(Dataset items)
>> START
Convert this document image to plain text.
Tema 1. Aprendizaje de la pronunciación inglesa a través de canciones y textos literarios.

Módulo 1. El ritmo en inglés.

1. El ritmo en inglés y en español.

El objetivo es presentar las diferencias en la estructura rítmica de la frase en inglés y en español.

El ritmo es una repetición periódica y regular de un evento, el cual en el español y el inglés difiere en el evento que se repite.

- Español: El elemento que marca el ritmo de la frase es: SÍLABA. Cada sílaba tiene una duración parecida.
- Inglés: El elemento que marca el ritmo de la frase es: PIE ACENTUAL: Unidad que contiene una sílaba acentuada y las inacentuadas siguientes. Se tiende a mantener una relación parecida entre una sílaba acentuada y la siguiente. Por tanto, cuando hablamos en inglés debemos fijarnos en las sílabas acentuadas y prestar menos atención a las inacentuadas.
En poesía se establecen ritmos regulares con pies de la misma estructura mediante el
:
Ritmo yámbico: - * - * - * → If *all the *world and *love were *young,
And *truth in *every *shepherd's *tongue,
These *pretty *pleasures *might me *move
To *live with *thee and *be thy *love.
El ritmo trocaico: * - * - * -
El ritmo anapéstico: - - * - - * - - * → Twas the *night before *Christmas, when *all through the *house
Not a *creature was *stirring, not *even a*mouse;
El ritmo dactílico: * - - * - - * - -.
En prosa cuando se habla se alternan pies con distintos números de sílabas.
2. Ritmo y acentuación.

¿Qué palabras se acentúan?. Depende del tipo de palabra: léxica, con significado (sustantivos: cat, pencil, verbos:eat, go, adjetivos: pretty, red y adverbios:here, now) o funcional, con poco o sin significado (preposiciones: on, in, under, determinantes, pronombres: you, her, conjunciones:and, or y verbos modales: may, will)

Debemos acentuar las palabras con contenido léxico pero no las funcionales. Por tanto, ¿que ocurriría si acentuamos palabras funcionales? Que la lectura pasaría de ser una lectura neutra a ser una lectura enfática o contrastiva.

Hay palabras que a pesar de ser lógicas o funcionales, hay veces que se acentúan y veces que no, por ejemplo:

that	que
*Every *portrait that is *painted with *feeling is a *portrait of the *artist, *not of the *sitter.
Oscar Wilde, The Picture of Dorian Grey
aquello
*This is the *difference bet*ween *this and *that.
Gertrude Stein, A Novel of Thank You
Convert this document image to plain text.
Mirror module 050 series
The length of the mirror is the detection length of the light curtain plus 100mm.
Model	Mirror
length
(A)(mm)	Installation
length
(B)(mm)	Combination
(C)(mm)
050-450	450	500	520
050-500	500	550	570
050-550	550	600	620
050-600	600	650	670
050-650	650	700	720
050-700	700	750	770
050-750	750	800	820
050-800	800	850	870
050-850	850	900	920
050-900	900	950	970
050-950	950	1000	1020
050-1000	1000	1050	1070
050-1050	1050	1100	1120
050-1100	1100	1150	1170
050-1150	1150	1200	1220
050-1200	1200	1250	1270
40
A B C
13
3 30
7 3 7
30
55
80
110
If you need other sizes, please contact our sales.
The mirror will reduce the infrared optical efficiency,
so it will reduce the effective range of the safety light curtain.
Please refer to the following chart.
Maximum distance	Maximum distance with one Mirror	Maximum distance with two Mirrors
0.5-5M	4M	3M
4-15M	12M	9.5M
>> END
Gather up the lines containing the word "curtain" from these records and copy them.

PROBLEM SOLUTION |
The length of the mirror is the detection length of the light curtain plus 100mm.
so it will reduce the effective range of the safety light curtain.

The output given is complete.